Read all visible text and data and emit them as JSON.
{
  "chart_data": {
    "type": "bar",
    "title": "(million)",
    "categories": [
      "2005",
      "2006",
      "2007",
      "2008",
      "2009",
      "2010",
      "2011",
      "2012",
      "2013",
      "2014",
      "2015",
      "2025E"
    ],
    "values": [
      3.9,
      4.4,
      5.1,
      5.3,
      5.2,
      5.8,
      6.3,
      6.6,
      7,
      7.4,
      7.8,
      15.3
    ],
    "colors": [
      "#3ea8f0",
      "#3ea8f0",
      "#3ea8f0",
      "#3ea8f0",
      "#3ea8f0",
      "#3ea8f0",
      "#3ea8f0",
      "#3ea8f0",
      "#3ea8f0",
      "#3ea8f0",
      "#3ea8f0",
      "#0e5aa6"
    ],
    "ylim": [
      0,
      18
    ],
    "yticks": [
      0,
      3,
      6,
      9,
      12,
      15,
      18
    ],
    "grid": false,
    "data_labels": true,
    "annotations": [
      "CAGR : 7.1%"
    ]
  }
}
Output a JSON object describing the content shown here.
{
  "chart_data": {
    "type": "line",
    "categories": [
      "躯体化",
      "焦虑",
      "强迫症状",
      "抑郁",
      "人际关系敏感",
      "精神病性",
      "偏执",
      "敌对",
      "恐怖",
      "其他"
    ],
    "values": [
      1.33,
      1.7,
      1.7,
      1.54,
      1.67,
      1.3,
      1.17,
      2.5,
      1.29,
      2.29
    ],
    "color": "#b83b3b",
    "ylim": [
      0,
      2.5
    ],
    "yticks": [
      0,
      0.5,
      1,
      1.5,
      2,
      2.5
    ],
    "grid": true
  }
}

● WRITTEN REQUEST
Begin at the line containing "Output a JSON" and reproduce each line through the end of the records above.

● SOLUTION FOR THIS PROBLEM
Output a JSON object describing the content shown here.
{
  "chart_data": {
    "type": "line",
    "categories": [
      "躯体化",
      "焦虑",
      "强迫症状",
      "抑郁",
      "人际关系敏感",
      "精神病性",
      "偏执",
      "敌对",
      "恐怖",
      "其他"
    ],
    "values": [
      1.33,
      1.7,
      1.7,
      1.54,
      1.67,
      1.3,
      1.17,
      2.5,
      1.29,
      2.29
    ],
    "color": "#b83b3b",
    "ylim": [
      0,
      2.5
    ],
    "yticks": [
      0,
      0.5,
      1,
      1.5,
      2,
      2.5
    ],
    "grid": true
  }
}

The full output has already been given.